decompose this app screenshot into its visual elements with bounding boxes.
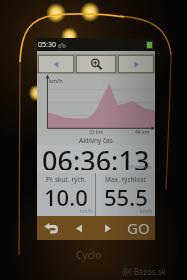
staticText: km/h: [49, 77, 63, 84]
staticText: km/h: [140, 208, 153, 215]
button[interactable]: Back: [37, 216, 65, 240]
staticText: 06:36:13: [42, 142, 150, 170]
button[interactable]: GO: [121, 216, 155, 240]
button[interactable]: Next: [119, 56, 153, 72]
staticText: 55.5: [104, 182, 148, 212]
staticText: Aktívny čas: [79, 136, 113, 145]
staticText: 33 km: [89, 129, 104, 136]
staticText: GO: [127, 218, 150, 238]
staticText: km/h: [80, 208, 93, 215]
button[interactable]: 06:36:13: [37, 145, 155, 173]
staticText: 44 km: [135, 129, 150, 136]
staticText: hh:mm:ss: [129, 164, 153, 171]
button[interactable]: Next: [93, 216, 121, 240]
staticText: Max. rýchlosť: [105, 175, 146, 184]
button[interactable]: Previous: [65, 216, 93, 240]
staticText: 10.0: [44, 182, 88, 212]
staticText: Pr. skut. rých.: [46, 175, 87, 184]
button[interactable]: Max. rýchlosť: [96, 173, 155, 216]
staticText: @( Bazos.sk: [122, 266, 167, 277]
button[interactable]: Previous: [39, 56, 73, 72]
staticText: 05:30: [38, 40, 56, 50]
staticText: Cyclo: [76, 248, 102, 262]
button[interactable]: Zoom in: [77, 56, 115, 72]
button[interactable]: Pr. skut. rých.: [37, 173, 95, 216]
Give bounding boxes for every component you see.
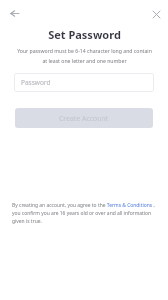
staticText: Set Password [48,27,121,42]
button[interactable]: Back [4,3,24,23]
button[interactable]: Password [14,73,154,92]
button[interactable]: By creating an account, you agree to the… [12,202,158,225]
staticText: Password [21,78,51,87]
staticText: By creating an account, you agree to the… [12,202,158,225]
button[interactable]: Close [146,4,166,24]
staticText: Your password must be 6-14 character lon… [16,47,153,64]
button[interactable]: Create Account [15,108,153,128]
staticText: Create Account [59,114,109,123]
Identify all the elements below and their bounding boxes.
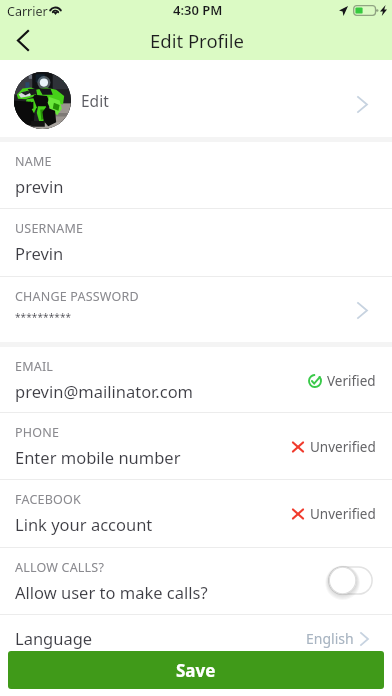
- staticText: NAME: [15, 153, 52, 170]
- staticText: Link your account: [15, 513, 153, 535]
- staticText: English: [306, 629, 354, 648]
- staticText: EMAIL: [15, 358, 54, 375]
- staticText: **********: [15, 310, 72, 324]
- staticText: Carrier: [7, 3, 48, 20]
- button[interactable]: ALLOW CALLS?: [0, 548, 392, 615]
- staticText: CHANGE PASSWORD: [15, 288, 139, 305]
- staticText: Unverified: [310, 438, 376, 456]
- staticText: FACEBOOK: [15, 491, 81, 508]
- staticText: Allow user to make calls?: [15, 581, 208, 603]
- staticText: ALLOW CALLS?: [15, 559, 105, 576]
- staticText: Save: [176, 659, 216, 682]
- staticText: PHONE: [15, 424, 60, 441]
- staticText: Unverified: [310, 505, 376, 523]
- staticText: Language: [15, 627, 93, 649]
- button[interactable]: Save: [8, 651, 384, 689]
- staticText: 4:30 PM: [173, 1, 223, 19]
- button[interactable]: Language: [0, 615, 392, 675]
- staticText: USERNAME: [15, 220, 84, 237]
- staticText: Verified: [327, 372, 376, 390]
- staticText: Enter mobile number: [15, 446, 181, 468]
- staticText: Edit: [81, 90, 109, 111]
- button[interactable]: Edit: [0, 60, 392, 137]
- button[interactable]: EMAIL: [0, 347, 392, 413]
- staticText: Previn: [15, 242, 64, 264]
- button[interactable]: FACEBOOK: [0, 480, 392, 548]
- button[interactable]: PHONE: [0, 413, 392, 480]
- button[interactable]: Back: [0, 22, 46, 60]
- staticText: previn: [15, 175, 64, 197]
- button[interactable]: NAME: [0, 142, 392, 209]
- staticText: Edit Profile: [150, 28, 244, 53]
- button[interactable]: USERNAME: [0, 209, 392, 277]
- staticText: previn@mailinator.com: [15, 380, 194, 402]
- button[interactable]: CHANGE PASSWORD: [0, 277, 392, 342]
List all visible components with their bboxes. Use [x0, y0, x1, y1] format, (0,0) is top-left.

• • • • •

# REQUIREMENT
Rewrite all of the data above, replacing every "Unverified" with "Not verified" and leaving everything else unchanged. Omit the pictures from your answer.

# PROBLEM SOLUTION
decompose this app screenshot into its visual elements with bounding boxes.
staticText: km/h: [49, 77, 63, 84]
staticText: km/h: [140, 208, 153, 215]
button[interactable]: Back: [37, 216, 65, 240]
staticText: 06:36:13: [42, 142, 150, 170]
button[interactable]: GO: [121, 216, 155, 240]
button[interactable]: Next: [119, 56, 153, 72]
staticText: 55.5: [104, 182, 148, 212]
staticText: Aktívny čas: [79, 136, 113, 145]
staticText: 33 km: [89, 129, 104, 136]
staticText: GO: [127, 218, 150, 238]
staticText: km/h: [80, 208, 93, 215]
button[interactable]: 06:36:13: [37, 145, 155, 173]
staticText: 44 km: [135, 129, 150, 136]
staticText: hh:mm:ss: [129, 164, 153, 171]
button[interactable]: Next: [93, 216, 121, 240]
staticText: Max. rýchlosť: [105, 175, 146, 184]
button[interactable]: Previous: [65, 216, 93, 240]
staticText: 10.0: [44, 182, 88, 212]
staticText: Pr. skut. rých.: [46, 175, 87, 184]
button[interactable]: Max. rýchlosť: [96, 173, 155, 216]
staticText: @( Bazos.sk: [122, 266, 167, 277]
button[interactable]: Previous: [39, 56, 73, 72]
staticText: 05:30: [38, 40, 56, 50]
staticText: Cyclo: [76, 248, 102, 262]
button[interactable]: Zoom in: [77, 56, 115, 72]
button[interactable]: Pr. skut. rých.: [37, 173, 95, 216]
Give bounding boxes for every component you see.
staticText: Set Password [48,27,121,42]
button[interactable]: Back [4,3,24,23]
button[interactable]: Password [14,73,154,92]
button[interactable]: By creating an account, you agree to the… [12,202,158,225]
staticText: Password [21,78,51,87]
staticText: By creating an account, you agree to the… [12,202,158,225]
button[interactable]: Close [146,4,166,24]
staticText: Your password must be 6-14 character lon… [16,47,153,64]
button[interactable]: Create Account [15,108,153,128]
staticText: Create Account [59,114,109,123]
Identify all the elements below and their bounding boxes.
- staticText: NAME: [15, 153, 52, 170]
- staticText: Link your account: [15, 513, 153, 535]
- staticText: English: [306, 629, 354, 648]
- staticText: EMAIL: [15, 358, 54, 375]
- staticText: **********: [15, 310, 72, 324]
- staticText: Carrier: [7, 3, 48, 20]
- button[interactable]: ALLOW CALLS?: [0, 548, 392, 615]
- staticText: CHANGE PASSWORD: [15, 288, 139, 305]
- staticText: Not verified: [310, 438, 376, 456]
- staticText: FACEBOOK: [15, 491, 81, 508]
- staticText: Allow user to make calls?: [15, 581, 208, 603]
- staticText: ALLOW CALLS?: [15, 559, 105, 576]
- staticText: Save: [176, 659, 216, 682]
- staticText: PHONE: [15, 424, 60, 441]
- staticText: Not verified: [310, 505, 376, 523]
- staticText: Language: [15, 627, 93, 649]
- button[interactable]: Save: [8, 651, 384, 689]
- staticText: 4:30 PM: [173, 1, 223, 19]
- button[interactable]: Language: [0, 615, 392, 675]
- staticText: USERNAME: [15, 220, 84, 237]
- staticText: Verified: [327, 372, 376, 390]
- staticText: Enter mobile number: [15, 446, 181, 468]
- staticText: Edit: [81, 90, 109, 111]
- button[interactable]: Edit: [0, 60, 392, 137]
- button[interactable]: EMAIL: [0, 347, 392, 413]
- staticText: Previn: [15, 242, 64, 264]
- button[interactable]: FACEBOOK: [0, 480, 392, 548]
- button[interactable]: PHONE: [0, 413, 392, 480]
- button[interactable]: Back: [0, 22, 46, 60]
- staticText: previn: [15, 175, 64, 197]
- button[interactable]: NAME: [0, 142, 392, 209]
- staticText: Edit Profile: [150, 28, 244, 53]
- button[interactable]: USERNAME: [0, 209, 392, 277]
- staticText: previn@mailinator.com: [15, 380, 194, 402]
- button[interactable]: CHANGE PASSWORD: [0, 277, 392, 342]
List all visible components with their bboxes. Use [x0, y0, x1, y1] format, (0,0) is top-left.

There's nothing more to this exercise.